EXERCISE: Restate the full set of records exactly, word for word.

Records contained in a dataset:
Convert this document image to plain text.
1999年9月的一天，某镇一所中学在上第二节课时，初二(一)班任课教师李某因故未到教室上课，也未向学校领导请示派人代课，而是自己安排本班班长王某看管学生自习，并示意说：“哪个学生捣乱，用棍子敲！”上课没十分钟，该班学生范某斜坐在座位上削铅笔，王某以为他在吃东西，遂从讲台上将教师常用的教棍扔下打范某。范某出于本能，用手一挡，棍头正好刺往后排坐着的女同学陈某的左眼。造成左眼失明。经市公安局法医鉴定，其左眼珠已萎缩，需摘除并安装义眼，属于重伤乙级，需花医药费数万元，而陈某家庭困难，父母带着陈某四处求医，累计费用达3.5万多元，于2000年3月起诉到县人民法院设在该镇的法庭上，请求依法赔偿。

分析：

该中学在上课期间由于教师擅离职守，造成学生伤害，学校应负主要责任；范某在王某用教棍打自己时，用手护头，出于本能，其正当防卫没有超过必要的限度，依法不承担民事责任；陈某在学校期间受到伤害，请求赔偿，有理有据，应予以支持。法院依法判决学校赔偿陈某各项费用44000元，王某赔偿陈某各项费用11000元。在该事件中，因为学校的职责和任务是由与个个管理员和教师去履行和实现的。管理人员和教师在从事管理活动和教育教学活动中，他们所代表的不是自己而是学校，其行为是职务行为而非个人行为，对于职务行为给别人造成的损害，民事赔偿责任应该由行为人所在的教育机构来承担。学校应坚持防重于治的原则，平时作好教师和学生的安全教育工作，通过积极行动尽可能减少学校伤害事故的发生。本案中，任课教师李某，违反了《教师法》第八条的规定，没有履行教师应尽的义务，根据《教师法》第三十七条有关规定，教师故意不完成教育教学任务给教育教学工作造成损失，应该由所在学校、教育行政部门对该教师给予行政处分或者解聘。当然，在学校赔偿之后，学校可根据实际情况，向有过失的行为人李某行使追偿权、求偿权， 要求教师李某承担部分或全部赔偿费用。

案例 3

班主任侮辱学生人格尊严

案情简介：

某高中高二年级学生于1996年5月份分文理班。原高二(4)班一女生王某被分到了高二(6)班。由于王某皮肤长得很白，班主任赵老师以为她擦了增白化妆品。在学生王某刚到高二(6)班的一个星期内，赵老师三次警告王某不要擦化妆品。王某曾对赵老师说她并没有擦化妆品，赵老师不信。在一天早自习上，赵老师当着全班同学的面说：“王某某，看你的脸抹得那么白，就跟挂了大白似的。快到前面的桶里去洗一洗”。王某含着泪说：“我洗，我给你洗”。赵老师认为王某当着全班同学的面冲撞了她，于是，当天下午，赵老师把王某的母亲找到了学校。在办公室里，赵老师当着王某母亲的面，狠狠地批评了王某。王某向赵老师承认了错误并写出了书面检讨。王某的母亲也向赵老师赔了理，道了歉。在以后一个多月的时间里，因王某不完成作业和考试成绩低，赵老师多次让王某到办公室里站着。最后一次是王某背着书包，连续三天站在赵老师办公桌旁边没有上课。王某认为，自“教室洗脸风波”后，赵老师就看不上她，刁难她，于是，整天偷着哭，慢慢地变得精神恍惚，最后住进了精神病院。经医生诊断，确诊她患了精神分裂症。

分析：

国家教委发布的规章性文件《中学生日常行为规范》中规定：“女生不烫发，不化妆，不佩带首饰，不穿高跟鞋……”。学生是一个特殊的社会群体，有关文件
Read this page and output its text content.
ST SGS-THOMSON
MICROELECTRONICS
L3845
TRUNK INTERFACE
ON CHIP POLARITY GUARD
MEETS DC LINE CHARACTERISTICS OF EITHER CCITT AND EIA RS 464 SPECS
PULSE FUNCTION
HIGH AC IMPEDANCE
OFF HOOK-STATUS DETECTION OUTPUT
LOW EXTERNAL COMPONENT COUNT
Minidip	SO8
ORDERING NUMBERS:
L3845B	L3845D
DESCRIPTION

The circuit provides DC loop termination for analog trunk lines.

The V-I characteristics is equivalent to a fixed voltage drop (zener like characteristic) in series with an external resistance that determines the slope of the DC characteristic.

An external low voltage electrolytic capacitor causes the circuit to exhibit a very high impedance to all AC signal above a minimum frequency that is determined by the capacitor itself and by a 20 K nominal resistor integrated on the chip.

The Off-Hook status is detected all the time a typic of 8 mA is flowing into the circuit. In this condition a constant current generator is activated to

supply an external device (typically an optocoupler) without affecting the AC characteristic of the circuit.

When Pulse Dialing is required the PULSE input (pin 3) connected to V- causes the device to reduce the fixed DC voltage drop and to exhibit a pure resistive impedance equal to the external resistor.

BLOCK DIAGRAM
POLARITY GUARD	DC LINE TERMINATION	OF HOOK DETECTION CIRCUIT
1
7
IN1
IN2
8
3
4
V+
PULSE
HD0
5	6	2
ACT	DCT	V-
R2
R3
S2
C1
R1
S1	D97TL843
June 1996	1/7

REPLY TO THE EXERCISE:
Convert this document image to plain text.
1999年9月的一天，某镇一所中学在上第二节课时，初二(一)班任课教师李某因故未到教室上课，也未向学校领导请示派人代课，而是自己安排本班班长王某看管学生自习，并示意说：“哪个学生捣乱，用棍子敲！”上课没十分钟，该班学生范某斜坐在座位上削铅笔，王某以为他在吃东西，遂从讲台上将教师常用的教棍扔下打范某。范某出于本能，用手一挡，棍头正好刺往后排坐着的女同学陈某的左眼。造成左眼失明。经市公安局法医鉴定，其左眼珠已萎缩，需摘除并安装义眼，属于重伤乙级，需花医药费数万元，而陈某家庭困难，父母带着陈某四处求医，累计费用达3.5万多元，于2000年3月起诉到县人民法院设在该镇的法庭上，请求依法赔偿。

分析：

该中学在上课期间由于教师擅离职守，造成学生伤害，学校应负主要责任；范某在王某用教棍打自己时，用手护头，出于本能，其正当防卫没有超过必要的限度，依法不承担民事责任；陈某在学校期间受到伤害，请求赔偿，有理有据，应予以支持。法院依法判决学校赔偿陈某各项费用44000元，王某赔偿陈某各项费用11000元。在该事件中，因为学校的职责和任务是由与个个管理员和教师去履行和实现的。管理人员和教师在从事管理活动和教育教学活动中，他们所代表的不是自己而是学校，其行为是职务行为而非个人行为，对于职务行为给别人造成的损害，民事赔偿责任应该由行为人所在的教育机构来承担。学校应坚持防重于治的原则，平时作好教师和学生的安全教育工作，通过积极行动尽可能减少学校伤害事故的发生。本案中，任课教师李某，违反了《教师法》第八条的规定，没有履行教师应尽的义务，根据《教师法》第三十七条有关规定，教师故意不完成教育教学任务给教育教学工作造成损失，应该由所在学校、教育行政部门对该教师给予行政处分或者解聘。当然，在学校赔偿之后，学校可根据实际情况，向有过失的行为人李某行使追偿权、求偿权， 要求教师李某承担部分或全部赔偿费用。

案例 3

班主任侮辱学生人格尊严

案情简介：

某高中高二年级学生于1996年5月份分文理班。原高二(4)班一女生王某被分到了高二(6)班。由于王某皮肤长得很白，班主任赵老师以为她擦了增白化妆品。在学生王某刚到高二(6)班的一个星期内，赵老师三次警告王某不要擦化妆品。王某曾对赵老师说她并没有擦化妆品，赵老师不信。在一天早自习上，赵老师当着全班同学的面说：“王某某，看你的脸抹得那么白，就跟挂了大白似的。快到前面的桶里去洗一洗”。王某含着泪说：“我洗，我给你洗”。赵老师认为王某当着全班同学的面冲撞了她，于是，当天下午，赵老师把王某的母亲找到了学校。在办公室里，赵老师当着王某母亲的面，狠狠地批评了王某。王某向赵老师承认了错误并写出了书面检讨。王某的母亲也向赵老师赔了理，道了歉。在以后一个多月的时间里，因王某不完成作业和考试成绩低，赵老师多次让王某到办公室里站着。最后一次是王某背着书包，连续三天站在赵老师办公桌旁边没有上课。王某认为，自“教室洗脸风波”后，赵老师就看不上她，刁难她，于是，整天偷着哭，慢慢地变得精神恍惚，最后住进了精神病院。经医生诊断，确诊她患了精神分裂症。

分析：

国家教委发布的规章性文件《中学生日常行为规范》中规定：“女生不烫发，不化妆，不佩带首饰，不穿高跟鞋……”。学生是一个特殊的社会群体，有关文件
Read this page and output its text content.
ST SGS-THOMSON
MICROELECTRONICS
L3845
TRUNK INTERFACE
ON CHIP POLARITY GUARD
MEETS DC LINE CHARACTERISTICS OF EITHER CCITT AND EIA RS 464 SPECS
PULSE FUNCTION
HIGH AC IMPEDANCE
OFF HOOK-STATUS DETECTION OUTPUT
LOW EXTERNAL COMPONENT COUNT
Minidip	SO8
ORDERING NUMBERS:
L3845B	L3845D
DESCRIPTION

The circuit provides DC loop termination for analog trunk lines.

The V-I characteristics is equivalent to a fixed voltage drop (zener like characteristic) in series with an external resistance that determines the slope of the DC characteristic.

An external low voltage electrolytic capacitor causes the circuit to exhibit a very high impedance to all AC signal above a minimum frequency that is determined by the capacitor itself and by a 20 K nominal resistor integrated on the chip.

The Off-Hook status is detected all the time a typic of 8 mA is flowing into the circuit. In this condition a constant current generator is activated to

supply an external device (typically an optocoupler) without affecting the AC characteristic of the circuit.

When Pulse Dialing is required the PULSE input (pin 3) connected to V- causes the device to reduce the fixed DC voltage drop and to exhibit a pure resistive impedance equal to the external resistor.

BLOCK DIAGRAM
POLARITY GUARD	DC LINE TERMINATION	OF HOOK DETECTION CIRCUIT
1
7
IN1
IN2
8
3
4
V+
PULSE
HD0
5	6	2
ACT	DCT	V-
R2
R3
S2
C1
R1
S1	D97TL843
June 1996	1/7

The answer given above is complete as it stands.